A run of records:
## start

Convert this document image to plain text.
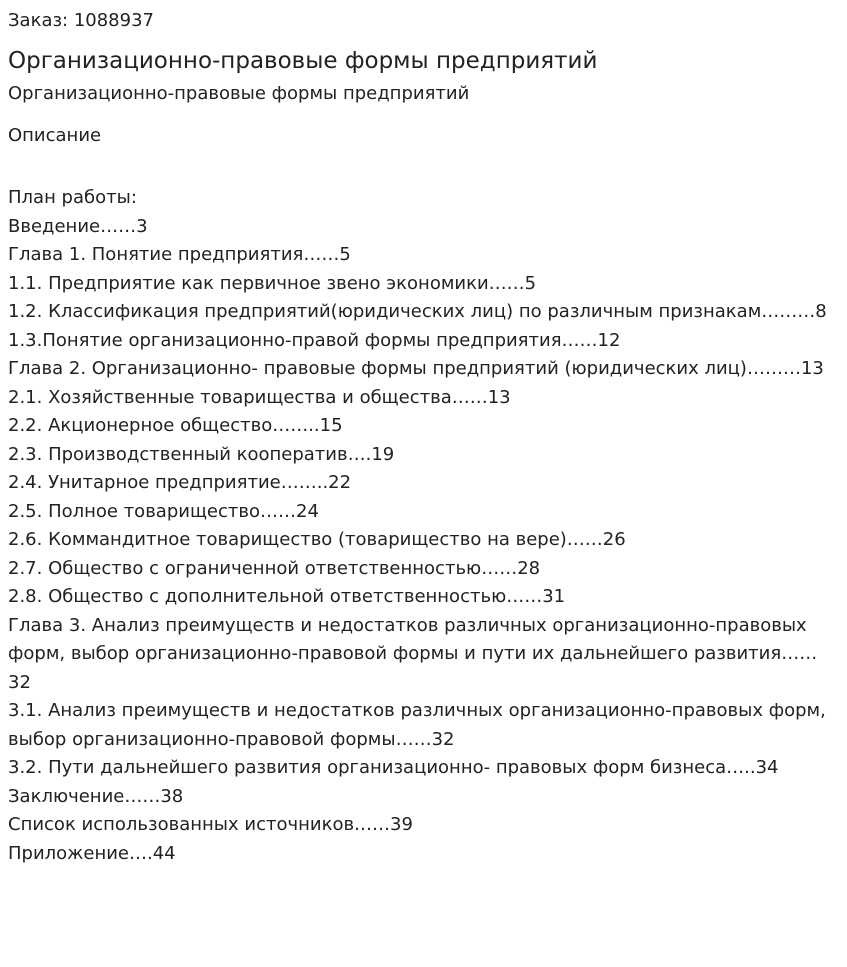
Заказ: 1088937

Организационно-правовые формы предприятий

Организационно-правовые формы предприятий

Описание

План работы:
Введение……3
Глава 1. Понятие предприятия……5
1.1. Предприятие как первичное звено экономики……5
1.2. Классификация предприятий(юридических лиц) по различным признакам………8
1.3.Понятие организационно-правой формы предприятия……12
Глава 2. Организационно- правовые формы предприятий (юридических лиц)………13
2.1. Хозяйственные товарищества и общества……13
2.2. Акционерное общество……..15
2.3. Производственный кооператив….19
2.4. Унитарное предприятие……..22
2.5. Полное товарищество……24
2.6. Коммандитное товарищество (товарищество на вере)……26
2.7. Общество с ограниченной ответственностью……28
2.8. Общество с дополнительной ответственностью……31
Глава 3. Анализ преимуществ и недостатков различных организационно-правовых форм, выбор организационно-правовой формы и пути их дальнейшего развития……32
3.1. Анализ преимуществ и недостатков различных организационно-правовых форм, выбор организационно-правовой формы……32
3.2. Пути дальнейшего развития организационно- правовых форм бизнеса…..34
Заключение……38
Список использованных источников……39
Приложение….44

## end
## start

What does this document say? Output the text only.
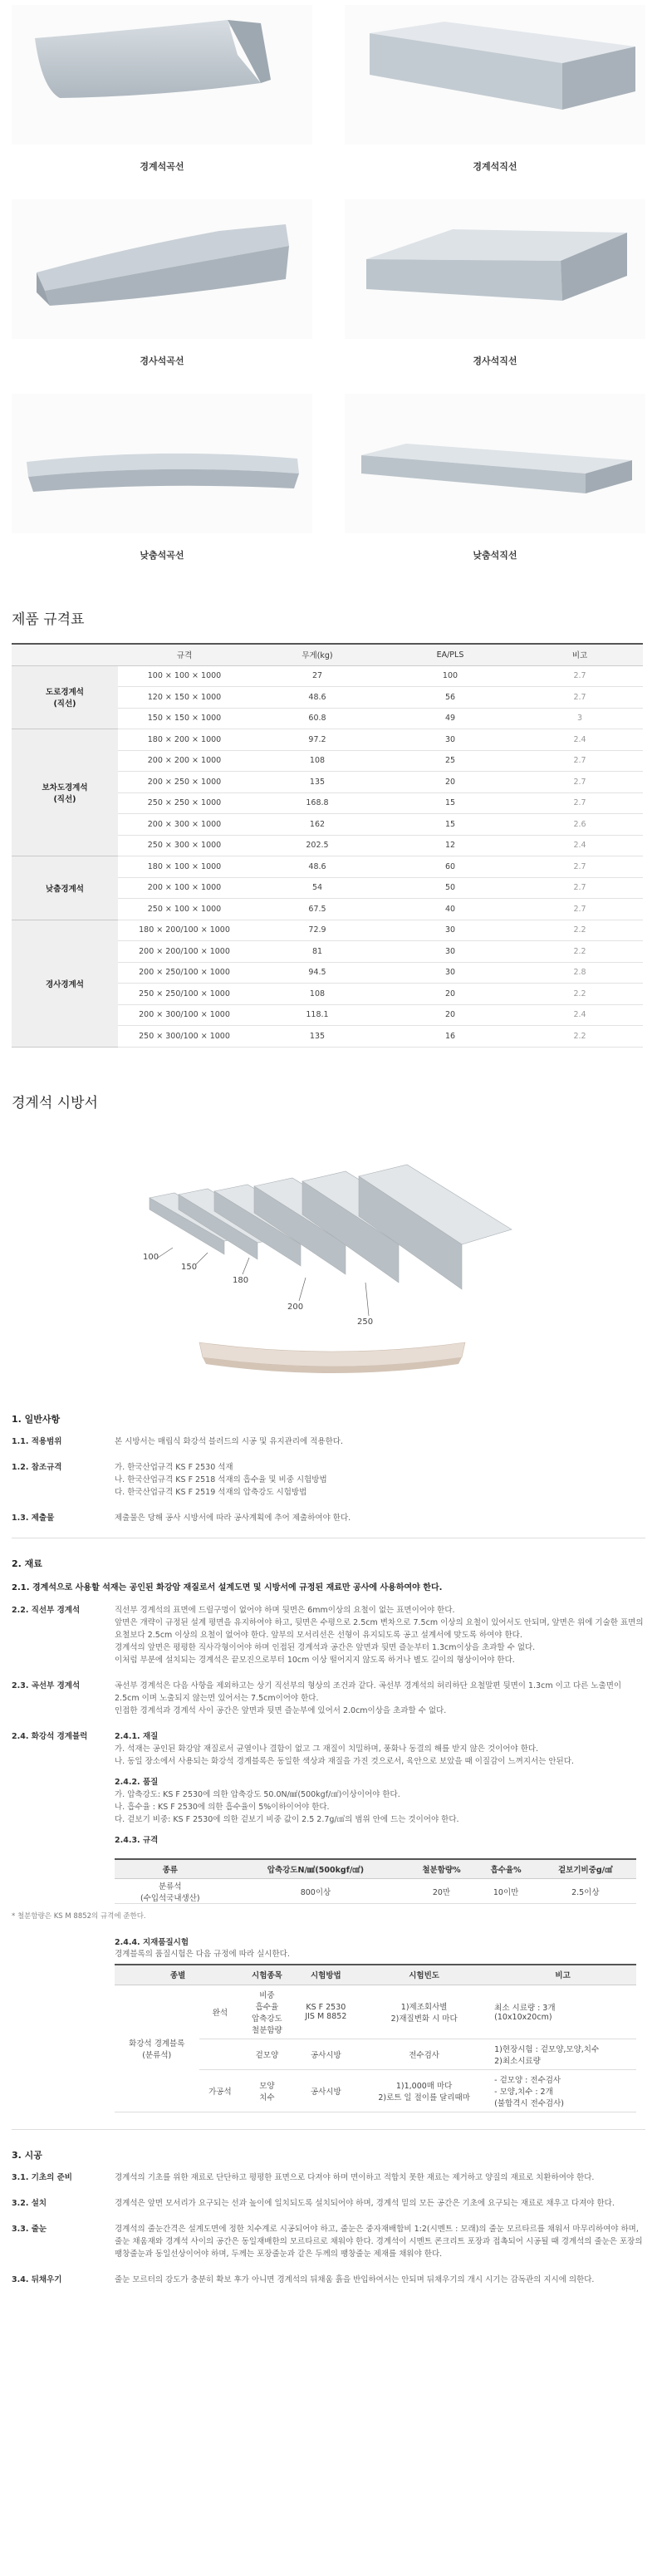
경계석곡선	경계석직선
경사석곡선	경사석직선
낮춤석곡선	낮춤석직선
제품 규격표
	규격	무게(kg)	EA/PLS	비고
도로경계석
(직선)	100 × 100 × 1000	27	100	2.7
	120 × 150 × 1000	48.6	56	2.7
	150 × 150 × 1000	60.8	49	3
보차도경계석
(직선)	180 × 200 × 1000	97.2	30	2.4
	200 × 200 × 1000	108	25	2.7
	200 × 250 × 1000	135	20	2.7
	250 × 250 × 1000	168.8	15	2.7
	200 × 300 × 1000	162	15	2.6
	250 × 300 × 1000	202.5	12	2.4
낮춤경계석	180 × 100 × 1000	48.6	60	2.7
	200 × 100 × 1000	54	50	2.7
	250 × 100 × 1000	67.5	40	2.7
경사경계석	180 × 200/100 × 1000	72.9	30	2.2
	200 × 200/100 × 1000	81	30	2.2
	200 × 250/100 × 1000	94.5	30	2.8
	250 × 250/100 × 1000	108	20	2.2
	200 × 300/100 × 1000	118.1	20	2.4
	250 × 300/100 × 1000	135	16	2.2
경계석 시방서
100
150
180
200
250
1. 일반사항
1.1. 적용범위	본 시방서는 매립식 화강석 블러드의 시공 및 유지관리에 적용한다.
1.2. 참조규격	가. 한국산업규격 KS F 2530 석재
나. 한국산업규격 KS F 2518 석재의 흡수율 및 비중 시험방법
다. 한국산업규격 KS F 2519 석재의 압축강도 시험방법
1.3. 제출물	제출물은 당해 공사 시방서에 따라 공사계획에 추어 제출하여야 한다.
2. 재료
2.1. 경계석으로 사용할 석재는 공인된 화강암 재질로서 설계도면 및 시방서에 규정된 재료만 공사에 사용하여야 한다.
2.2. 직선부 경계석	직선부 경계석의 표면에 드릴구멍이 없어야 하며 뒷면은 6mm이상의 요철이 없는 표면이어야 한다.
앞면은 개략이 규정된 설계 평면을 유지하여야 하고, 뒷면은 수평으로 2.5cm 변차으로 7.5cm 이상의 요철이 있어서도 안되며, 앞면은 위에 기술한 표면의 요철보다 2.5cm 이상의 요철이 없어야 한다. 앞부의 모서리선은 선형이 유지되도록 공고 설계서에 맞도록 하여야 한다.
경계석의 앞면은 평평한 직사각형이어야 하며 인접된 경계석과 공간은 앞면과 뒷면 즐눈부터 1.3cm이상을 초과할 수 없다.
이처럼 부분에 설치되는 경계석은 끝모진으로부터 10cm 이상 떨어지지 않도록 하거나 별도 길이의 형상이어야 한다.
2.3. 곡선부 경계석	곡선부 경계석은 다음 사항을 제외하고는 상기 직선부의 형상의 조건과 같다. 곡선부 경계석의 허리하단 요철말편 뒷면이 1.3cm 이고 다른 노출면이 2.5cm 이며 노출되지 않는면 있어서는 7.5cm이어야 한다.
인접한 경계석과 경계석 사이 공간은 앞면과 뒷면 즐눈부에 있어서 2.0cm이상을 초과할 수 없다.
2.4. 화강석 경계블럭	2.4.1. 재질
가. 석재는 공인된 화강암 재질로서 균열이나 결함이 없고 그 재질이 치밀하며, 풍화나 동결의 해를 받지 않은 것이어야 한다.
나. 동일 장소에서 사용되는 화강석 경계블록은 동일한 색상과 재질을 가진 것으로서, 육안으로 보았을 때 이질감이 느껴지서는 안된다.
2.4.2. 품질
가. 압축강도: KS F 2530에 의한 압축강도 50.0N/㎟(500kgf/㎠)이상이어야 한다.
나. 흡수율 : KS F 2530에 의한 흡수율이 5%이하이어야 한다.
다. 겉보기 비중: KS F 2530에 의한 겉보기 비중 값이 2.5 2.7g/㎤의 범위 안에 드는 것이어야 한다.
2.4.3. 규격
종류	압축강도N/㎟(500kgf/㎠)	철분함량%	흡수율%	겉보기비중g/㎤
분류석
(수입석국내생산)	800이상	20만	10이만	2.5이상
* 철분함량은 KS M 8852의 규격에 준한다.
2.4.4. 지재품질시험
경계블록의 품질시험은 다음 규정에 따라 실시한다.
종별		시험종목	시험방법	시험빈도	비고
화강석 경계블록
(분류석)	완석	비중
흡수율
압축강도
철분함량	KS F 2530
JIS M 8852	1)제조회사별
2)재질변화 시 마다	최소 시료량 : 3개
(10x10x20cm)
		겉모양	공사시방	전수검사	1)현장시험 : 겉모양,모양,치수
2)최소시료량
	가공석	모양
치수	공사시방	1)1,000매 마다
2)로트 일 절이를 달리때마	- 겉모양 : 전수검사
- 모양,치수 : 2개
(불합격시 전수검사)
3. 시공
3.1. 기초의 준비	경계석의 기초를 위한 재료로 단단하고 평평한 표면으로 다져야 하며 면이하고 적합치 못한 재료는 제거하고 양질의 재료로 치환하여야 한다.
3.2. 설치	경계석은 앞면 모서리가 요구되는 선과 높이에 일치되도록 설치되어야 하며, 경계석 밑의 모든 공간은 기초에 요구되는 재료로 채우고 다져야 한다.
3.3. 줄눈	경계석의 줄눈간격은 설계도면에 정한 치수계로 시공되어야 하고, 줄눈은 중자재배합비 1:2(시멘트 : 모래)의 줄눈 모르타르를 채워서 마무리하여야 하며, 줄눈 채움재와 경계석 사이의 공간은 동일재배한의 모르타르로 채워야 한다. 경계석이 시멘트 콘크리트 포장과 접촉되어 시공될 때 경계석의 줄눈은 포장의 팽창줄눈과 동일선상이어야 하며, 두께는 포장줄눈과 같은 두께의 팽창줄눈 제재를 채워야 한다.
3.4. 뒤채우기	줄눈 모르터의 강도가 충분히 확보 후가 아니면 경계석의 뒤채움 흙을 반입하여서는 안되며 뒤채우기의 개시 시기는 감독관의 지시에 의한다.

## end

• _Exercise_:
Pick out all lines from the data above in which the word "document" appears.

• _Response to this task_:
Convert this document image to plain text.
What does this document say? Output the text only.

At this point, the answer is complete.